===== Data provided =====

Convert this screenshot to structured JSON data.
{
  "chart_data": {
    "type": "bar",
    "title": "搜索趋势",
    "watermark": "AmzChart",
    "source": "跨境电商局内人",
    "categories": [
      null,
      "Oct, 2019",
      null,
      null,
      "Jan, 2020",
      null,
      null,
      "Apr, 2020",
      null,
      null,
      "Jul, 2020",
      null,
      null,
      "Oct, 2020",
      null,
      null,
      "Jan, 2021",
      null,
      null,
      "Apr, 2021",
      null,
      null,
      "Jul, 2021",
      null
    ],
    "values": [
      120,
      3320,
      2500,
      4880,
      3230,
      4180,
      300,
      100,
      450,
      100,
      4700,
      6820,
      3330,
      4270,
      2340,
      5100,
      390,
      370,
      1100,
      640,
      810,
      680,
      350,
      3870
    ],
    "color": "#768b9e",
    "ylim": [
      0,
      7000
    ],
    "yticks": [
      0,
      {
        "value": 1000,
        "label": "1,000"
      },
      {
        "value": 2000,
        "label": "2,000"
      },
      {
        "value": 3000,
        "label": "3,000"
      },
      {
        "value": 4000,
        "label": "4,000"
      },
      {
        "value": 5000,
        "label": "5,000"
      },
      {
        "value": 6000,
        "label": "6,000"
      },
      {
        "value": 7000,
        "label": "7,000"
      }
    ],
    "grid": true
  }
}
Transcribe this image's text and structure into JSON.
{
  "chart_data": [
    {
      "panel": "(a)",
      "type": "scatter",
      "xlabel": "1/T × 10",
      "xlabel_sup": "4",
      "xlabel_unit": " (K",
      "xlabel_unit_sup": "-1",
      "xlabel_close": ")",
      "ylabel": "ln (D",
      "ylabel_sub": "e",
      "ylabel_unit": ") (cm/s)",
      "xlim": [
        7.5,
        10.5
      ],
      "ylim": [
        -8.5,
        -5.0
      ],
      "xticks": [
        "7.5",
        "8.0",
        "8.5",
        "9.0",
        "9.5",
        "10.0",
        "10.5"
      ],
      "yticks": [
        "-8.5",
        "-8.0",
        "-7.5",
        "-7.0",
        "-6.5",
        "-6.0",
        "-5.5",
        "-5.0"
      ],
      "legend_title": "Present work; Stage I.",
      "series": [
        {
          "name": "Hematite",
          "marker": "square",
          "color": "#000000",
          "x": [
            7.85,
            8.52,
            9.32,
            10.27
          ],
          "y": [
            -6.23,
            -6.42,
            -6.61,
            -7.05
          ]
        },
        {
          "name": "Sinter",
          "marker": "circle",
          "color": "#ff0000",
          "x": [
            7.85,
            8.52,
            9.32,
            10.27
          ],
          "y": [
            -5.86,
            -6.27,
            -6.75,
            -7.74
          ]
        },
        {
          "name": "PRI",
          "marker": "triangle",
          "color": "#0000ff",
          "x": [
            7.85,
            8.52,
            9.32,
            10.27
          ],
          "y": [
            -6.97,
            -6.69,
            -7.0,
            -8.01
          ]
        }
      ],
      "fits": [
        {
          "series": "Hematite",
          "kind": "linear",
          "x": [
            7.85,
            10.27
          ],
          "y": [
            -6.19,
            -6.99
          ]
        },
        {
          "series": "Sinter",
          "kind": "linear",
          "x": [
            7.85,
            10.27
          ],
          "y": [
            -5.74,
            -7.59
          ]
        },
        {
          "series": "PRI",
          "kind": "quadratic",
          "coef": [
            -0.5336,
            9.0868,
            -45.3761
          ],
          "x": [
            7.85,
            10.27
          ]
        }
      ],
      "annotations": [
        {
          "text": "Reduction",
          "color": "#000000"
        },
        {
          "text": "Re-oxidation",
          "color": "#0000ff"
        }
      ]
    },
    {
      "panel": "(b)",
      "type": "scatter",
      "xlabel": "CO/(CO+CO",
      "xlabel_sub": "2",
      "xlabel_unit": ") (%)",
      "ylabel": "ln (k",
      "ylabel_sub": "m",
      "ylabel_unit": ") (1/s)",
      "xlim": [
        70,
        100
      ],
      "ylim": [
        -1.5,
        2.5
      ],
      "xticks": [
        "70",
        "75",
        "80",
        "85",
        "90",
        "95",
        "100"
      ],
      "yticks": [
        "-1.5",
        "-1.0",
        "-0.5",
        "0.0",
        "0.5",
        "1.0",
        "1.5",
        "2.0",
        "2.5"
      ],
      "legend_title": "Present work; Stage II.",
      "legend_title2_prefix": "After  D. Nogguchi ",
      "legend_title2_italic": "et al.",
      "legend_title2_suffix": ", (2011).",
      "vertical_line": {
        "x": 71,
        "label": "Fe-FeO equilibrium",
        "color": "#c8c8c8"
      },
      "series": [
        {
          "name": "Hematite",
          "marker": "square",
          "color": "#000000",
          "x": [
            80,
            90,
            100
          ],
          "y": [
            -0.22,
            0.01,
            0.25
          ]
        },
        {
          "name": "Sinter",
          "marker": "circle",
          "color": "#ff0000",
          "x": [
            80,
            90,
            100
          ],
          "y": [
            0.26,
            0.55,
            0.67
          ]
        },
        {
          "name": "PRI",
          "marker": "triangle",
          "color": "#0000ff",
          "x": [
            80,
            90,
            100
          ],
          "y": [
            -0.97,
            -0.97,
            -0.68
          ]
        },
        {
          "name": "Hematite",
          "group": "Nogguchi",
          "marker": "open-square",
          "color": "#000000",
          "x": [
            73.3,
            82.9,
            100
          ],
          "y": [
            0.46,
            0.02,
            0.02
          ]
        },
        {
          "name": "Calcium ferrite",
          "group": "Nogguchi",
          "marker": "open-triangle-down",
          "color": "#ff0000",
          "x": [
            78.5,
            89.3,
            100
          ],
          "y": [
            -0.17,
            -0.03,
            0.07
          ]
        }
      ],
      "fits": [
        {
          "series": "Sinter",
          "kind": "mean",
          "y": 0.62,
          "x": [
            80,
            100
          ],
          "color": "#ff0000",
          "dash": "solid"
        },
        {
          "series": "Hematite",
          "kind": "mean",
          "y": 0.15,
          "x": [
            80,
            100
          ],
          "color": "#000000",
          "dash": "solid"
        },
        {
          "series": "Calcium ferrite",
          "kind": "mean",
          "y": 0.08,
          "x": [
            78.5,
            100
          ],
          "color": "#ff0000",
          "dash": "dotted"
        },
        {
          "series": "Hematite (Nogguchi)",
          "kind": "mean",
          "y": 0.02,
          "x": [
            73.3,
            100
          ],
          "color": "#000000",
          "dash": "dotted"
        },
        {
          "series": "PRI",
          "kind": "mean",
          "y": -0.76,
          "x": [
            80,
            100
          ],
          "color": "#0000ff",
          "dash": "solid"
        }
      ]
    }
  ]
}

=====

The request ->
Make an exact copy of the material above.

Answer below ->
Convert this screenshot to structured JSON data.
{
  "chart_data": {
    "type": "bar",
    "title": "搜索趋势",
    "watermark": "AmzChart",
    "source": "跨境电商局内人",
    "categories": [
      null,
      "Oct, 2019",
      null,
      null,
      "Jan, 2020",
      null,
      null,
      "Apr, 2020",
      null,
      null,
      "Jul, 2020",
      null,
      null,
      "Oct, 2020",
      null,
      null,
      "Jan, 2021",
      null,
      null,
      "Apr, 2021",
      null,
      null,
      "Jul, 2021",
      null
    ],
    "values": [
      120,
      3320,
      2500,
      4880,
      3230,
      4180,
      300,
      100,
      450,
      100,
      4700,
      6820,
      3330,
      4270,
      2340,
      5100,
      390,
      370,
      1100,
      640,
      810,
      680,
      350,
      3870
    ],
    "color": "#768b9e",
    "ylim": [
      0,
      7000
    ],
    "yticks": [
      0,
      {
        "value": 1000,
        "label": "1,000"
      },
      {
        "value": 2000,
        "label": "2,000"
      },
      {
        "value": 3000,
        "label": "3,000"
      },
      {
        "value": 4000,
        "label": "4,000"
      },
      {
        "value": 5000,
        "label": "5,000"
      },
      {
        "value": 6000,
        "label": "6,000"
      },
      {
        "value": 7000,
        "label": "7,000"
      }
    ],
    "grid": true
  }
}
Transcribe this image's text and structure into JSON.
{
  "chart_data": [
    {
      "panel": "(a)",
      "type": "scatter",
      "xlabel": "1/T × 10",
      "xlabel_sup": "4",
      "xlabel_unit": " (K",
      "xlabel_unit_sup": "-1",
      "xlabel_close": ")",
      "ylabel": "ln (D",
      "ylabel_sub": "e",
      "ylabel_unit": ") (cm/s)",
      "xlim": [
        7.5,
        10.5
      ],
      "ylim": [
        -8.5,
        -5.0
      ],
      "xticks": [
        "7.5",
        "8.0",
        "8.5",
        "9.0",
        "9.5",
        "10.0",
        "10.5"
      ],
      "yticks": [
        "-8.5",
        "-8.0",
        "-7.5",
        "-7.0",
        "-6.5",
        "-6.0",
        "-5.5",
        "-5.0"
      ],
      "legend_title": "Present work; Stage I.",
      "series": [
        {
          "name": "Hematite",
          "marker": "square",
          "color": "#000000",
          "x": [
            7.85,
            8.52,
            9.32,
            10.27
          ],
          "y": [
            -6.23,
            -6.42,
            -6.61,
            -7.05
          ]
        },
        {
          "name": "Sinter",
          "marker": "circle",
          "color": "#ff0000",
          "x": [
            7.85,
            8.52,
            9.32,
            10.27
          ],
          "y": [
            -5.86,
            -6.27,
            -6.75,
            -7.74
          ]
        },
        {
          "name": "PRI",
          "marker": "triangle",
          "color": "#0000ff",
          "x": [
            7.85,
            8.52,
            9.32,
            10.27
          ],
          "y": [
            -6.97,
            -6.69,
            -7.0,
            -8.01
          ]
        }
      ],
      "fits": [
        {
          "series": "Hematite",
          "kind": "linear",
          "x": [
            7.85,
            10.27
          ],
          "y": [
            -6.19,
            -6.99
          ]
        },
        {
          "series": "Sinter",
          "kind": "linear",
          "x": [
            7.85,
            10.27
          ],
          "y": [
            -5.74,
            -7.59
          ]
        },
        {
          "series": "PRI",
          "kind": "quadratic",
          "coef": [
            -0.5336,
            9.0868,
            -45.3761
          ],
          "x": [
            7.85,
            10.27
          ]
        }
      ],
      "annotations": [
        {
          "text": "Reduction",
          "color": "#000000"
        },
        {
          "text": "Re-oxidation",
          "color": "#0000ff"
        }
      ]
    },
    {
      "panel": "(b)",
      "type": "scatter",
      "xlabel": "CO/(CO+CO",
      "xlabel_sub": "2",
      "xlabel_unit": ") (%)",
      "ylabel": "ln (k",
      "ylabel_sub": "m",
      "ylabel_unit": ") (1/s)",
      "xlim": [
        70,
        100
      ],
      "ylim": [
        -1.5,
        2.5
      ],
      "xticks": [
        "70",
        "75",
        "80",
        "85",
        "90",
        "95",
        "100"
      ],
      "yticks": [
        "-1.5",
        "-1.0",
        "-0.5",
        "0.0",
        "0.5",
        "1.0",
        "1.5",
        "2.0",
        "2.5"
      ],
      "legend_title": "Present work; Stage II.",
      "legend_title2_prefix": "After  D. Nogguchi ",
      "legend_title2_italic": "et al.",
      "legend_title2_suffix": ", (2011).",
      "vertical_line": {
        "x": 71,
        "label": "Fe-FeO equilibrium",
        "color": "#c8c8c8"
      },
      "series": [
        {
          "name": "Hematite",
          "marker": "square",
          "color": "#000000",
          "x": [
            80,
            90,
            100
          ],
          "y": [
            -0.22,
            0.01,
            0.25
          ]
        },
        {
          "name": "Sinter",
          "marker": "circle",
          "color": "#ff0000",
          "x": [
            80,
            90,
            100
          ],
          "y": [
            0.26,
            0.55,
            0.67
          ]
        },
        {
          "name": "PRI",
          "marker": "triangle",
          "color": "#0000ff",
          "x": [
            80,
            90,
            100
          ],
          "y": [
            -0.97,
            -0.97,
            -0.68
          ]
        },
        {
          "name": "Hematite",
          "group": "Nogguchi",
          "marker": "open-square",
          "color": "#000000",
          "x": [
            73.3,
            82.9,
            100
          ],
          "y": [
            0.46,
            0.02,
            0.02
          ]
        },
        {
          "name": "Calcium ferrite",
          "group": "Nogguchi",
          "marker": "open-triangle-down",
          "color": "#ff0000",
          "x": [
            78.5,
            89.3,
            100
          ],
          "y": [
            -0.17,
            -0.03,
            0.07
          ]
        }
      ],
      "fits": [
        {
          "series": "Sinter",
          "kind": "mean",
          "y": 0.62,
          "x": [
            80,
            100
          ],
          "color": "#ff0000",
          "dash": "solid"
        },
        {
          "series": "Hematite",
          "kind": "mean",
          "y": 0.15,
          "x": [
            80,
            100
          ],
          "color": "#000000",
          "dash": "solid"
        },
        {
          "series": "Calcium ferrite",
          "kind": "mean",
          "y": 0.08,
          "x": [
            78.5,
            100
          ],
          "color": "#ff0000",
          "dash": "dotted"
        },
        {
          "series": "Hematite (Nogguchi)",
          "kind": "mean",
          "y": 0.02,
          "x": [
            73.3,
            100
          ],
          "color": "#000000",
          "dash": "dotted"
        },
        {
          "series": "PRI",
          "kind": "mean",
          "y": -0.76,
          "x": [
            80,
            100
          ],
          "color": "#0000ff",
          "dash": "solid"
        }
      ]
    }
  ]
}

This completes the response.